**Your instructions**:
Write out the full set of records exactly. Any pictures in them do not belong in the copy.

**Stored data**:
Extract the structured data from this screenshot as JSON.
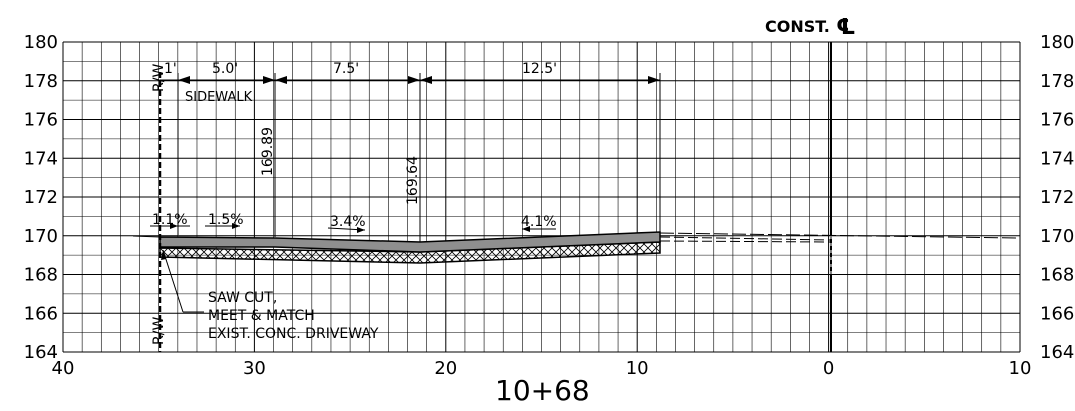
{
  "section": {
    "station_label": "10+68",
    "centerline_label": "CONST.",
    "centerline_symbol": "℄",
    "row_label_top": "R/W",
    "row_label_bottom": "R/W"
  },
  "axes": {
    "x_ticks": [
      "40",
      "30",
      "20",
      "10",
      "0",
      "10"
    ],
    "y_ticks_left": [
      "180",
      "178",
      "176",
      "174",
      "172",
      "170",
      "168",
      "166",
      "164"
    ],
    "y_ticks_right": [
      "180",
      "178",
      "176",
      "174",
      "172",
      "170",
      "168",
      "166",
      "164"
    ]
  },
  "dimensions": {
    "d1": "1'",
    "d2": "5.0'",
    "d3": "7.5'",
    "d4": "12.5'",
    "sidewalk": "SIDEWALK"
  },
  "elevations": {
    "e1": "169.89",
    "e2": "169.64"
  },
  "slopes": {
    "s1": "1.1%",
    "s2": "1.5%",
    "s3": "3.4%",
    "s4": "4.1%"
  },
  "note": {
    "line1": "SAW CUT,",
    "line2": "MEET & MATCH",
    "line3": "EXIST. CONC. DRIVEWAY"
  }
}
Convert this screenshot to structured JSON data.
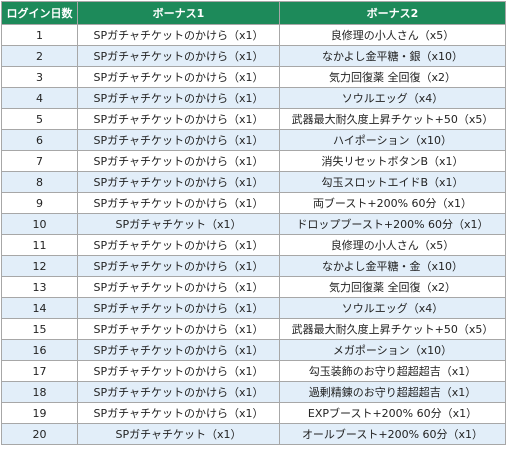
{
  "table": {
    "headers": [
      "ログイン日数",
      "ボーナス1",
      "ボーナス2"
    ],
    "rows": [
      [
        "1",
        "SPガチャチケットのかけら（x1）",
        "良修理の小人さん（x5）"
      ],
      [
        "2",
        "SPガチャチケットのかけら（x1）",
        "なかよし金平糖・銀（x10）"
      ],
      [
        "3",
        "SPガチャチケットのかけら（x1）",
        "気力回復薬 全回復（x2）"
      ],
      [
        "4",
        "SPガチャチケットのかけら（x1）",
        "ソウルエッグ（x4）"
      ],
      [
        "5",
        "SPガチャチケットのかけら（x1）",
        "武器最大耐久度上昇チケット+50（x5）"
      ],
      [
        "6",
        "SPガチャチケットのかけら（x1）",
        "ハイポーション（x10）"
      ],
      [
        "7",
        "SPガチャチケットのかけら（x1）",
        "消失リセットボタンB（x1）"
      ],
      [
        "8",
        "SPガチャチケットのかけら（x1）",
        "勾玉スロットエイドB（x1）"
      ],
      [
        "9",
        "SPガチャチケットのかけら（x1）",
        "両ブースト+200% 60分（x1）"
      ],
      [
        "10",
        "SPガチャチケット（x1）",
        "ドロップブースト+200% 60分（x1）"
      ],
      [
        "11",
        "SPガチャチケットのかけら（x1）",
        "良修理の小人さん（x5）"
      ],
      [
        "12",
        "SPガチャチケットのかけら（x1）",
        "なかよし金平糖・金（x10）"
      ],
      [
        "13",
        "SPガチャチケットのかけら（x1）",
        "気力回復薬 全回復（x2）"
      ],
      [
        "14",
        "SPガチャチケットのかけら（x1）",
        "ソウルエッグ（x4）"
      ],
      [
        "15",
        "SPガチャチケットのかけら（x1）",
        "武器最大耐久度上昇チケット+50（x5）"
      ],
      [
        "16",
        "SPガチャチケットのかけら（x1）",
        "メガポーション（x10）"
      ],
      [
        "17",
        "SPガチャチケットのかけら（x1）",
        "勾玉装飾のお守り超超超吉（x1）"
      ],
      [
        "18",
        "SPガチャチケットのかけら（x1）",
        "過剰精錬のお守り超超超吉（x1）"
      ],
      [
        "19",
        "SPガチャチケットのかけら（x1）",
        "EXPブースト+200% 60分（x1）"
      ],
      [
        "20",
        "SPガチャチケット（x1）",
        "オールブースト+200% 60分（x1）"
      ]
    ]
  },
  "colors": {
    "header_bg": "#1d8a5a",
    "header_text": "#ffffff",
    "row_alt_bg": "#e2eef9",
    "border": "#a7a7a7"
  }
}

**Finished task**:
Extract the structured data from this screenshot as JSON.
{
  "section": {
    "station_label": "10+68",
    "centerline_label": "CONST.",
    "centerline_symbol": "℄",
    "row_label_top": "R/W",
    "row_label_bottom": "R/W"
  },
  "axes": {
    "x_ticks": [
      "40",
      "30",
      "20",
      "10",
      "0",
      "10"
    ],
    "y_ticks_left": [
      "180",
      "178",
      "176",
      "174",
      "172",
      "170",
      "168",
      "166",
      "164"
    ],
    "y_ticks_right": [
      "180",
      "178",
      "176",
      "174",
      "172",
      "170",
      "168",
      "166",
      "164"
    ]
  },
  "dimensions": {
    "d1": "1'",
    "d2": "5.0'",
    "d3": "7.5'",
    "d4": "12.5'",
    "sidewalk": "SIDEWALK"
  },
  "elevations": {
    "e1": "169.89",
    "e2": "169.64"
  },
  "slopes": {
    "s1": "1.1%",
    "s2": "1.5%",
    "s3": "3.4%",
    "s4": "4.1%"
  },
  "note": {
    "line1": "SAW CUT,",
    "line2": "MEET & MATCH",
    "line3": "EXIST. CONC. DRIVEWAY"
  }
}
Convert this screenshot to structured JSON data.
{
  "table": {
    "headers": [
      "ログイン日数",
      "ボーナス1",
      "ボーナス2"
    ],
    "rows": [
      [
        "1",
        "SPガチャチケットのかけら（x1）",
        "良修理の小人さん（x5）"
      ],
      [
        "2",
        "SPガチャチケットのかけら（x1）",
        "なかよし金平糖・銀（x10）"
      ],
      [
        "3",
        "SPガチャチケットのかけら（x1）",
        "気力回復薬 全回復（x2）"
      ],
      [
        "4",
        "SPガチャチケットのかけら（x1）",
        "ソウルエッグ（x4）"
      ],
      [
        "5",
        "SPガチャチケットのかけら（x1）",
        "武器最大耐久度上昇チケット+50（x5）"
      ],
      [
        "6",
        "SPガチャチケットのかけら（x1）",
        "ハイポーション（x10）"
      ],
      [
        "7",
        "SPガチャチケットのかけら（x1）",
        "消失リセットボタンB（x1）"
      ],
      [
        "8",
        "SPガチャチケットのかけら（x1）",
        "勾玉スロットエイドB（x1）"
      ],
      [
        "9",
        "SPガチャチケットのかけら（x1）",
        "両ブースト+200% 60分（x1）"
      ],
      [
        "10",
        "SPガチャチケット（x1）",
        "ドロップブースト+200% 60分（x1）"
      ],
      [
        "11",
        "SPガチャチケットのかけら（x1）",
        "良修理の小人さん（x5）"
      ],
      [
        "12",
        "SPガチャチケットのかけら（x1）",
        "なかよし金平糖・金（x10）"
      ],
      [
        "13",
        "SPガチャチケットのかけら（x1）",
        "気力回復薬 全回復（x2）"
      ],
      [
        "14",
        "SPガチャチケットのかけら（x1）",
        "ソウルエッグ（x4）"
      ],
      [
        "15",
        "SPガチャチケットのかけら（x1）",
        "武器最大耐久度上昇チケット+50（x5）"
      ],
      [
        "16",
        "SPガチャチケットのかけら（x1）",
        "メガポーション（x10）"
      ],
      [
        "17",
        "SPガチャチケットのかけら（x1）",
        "勾玉装飾のお守り超超超吉（x1）"
      ],
      [
        "18",
        "SPガチャチケットのかけら（x1）",
        "過剰精錬のお守り超超超吉（x1）"
      ],
      [
        "19",
        "SPガチャチケットのかけら（x1）",
        "EXPブースト+200% 60分（x1）"
      ],
      [
        "20",
        "SPガチャチケット（x1）",
        "オールブースト+200% 60分（x1）"
      ]
    ]
  },
  "colors": {
    "header_bg": "#1d8a5a",
    "header_text": "#ffffff",
    "row_alt_bg": "#e2eef9",
    "border": "#a7a7a7"
  }
}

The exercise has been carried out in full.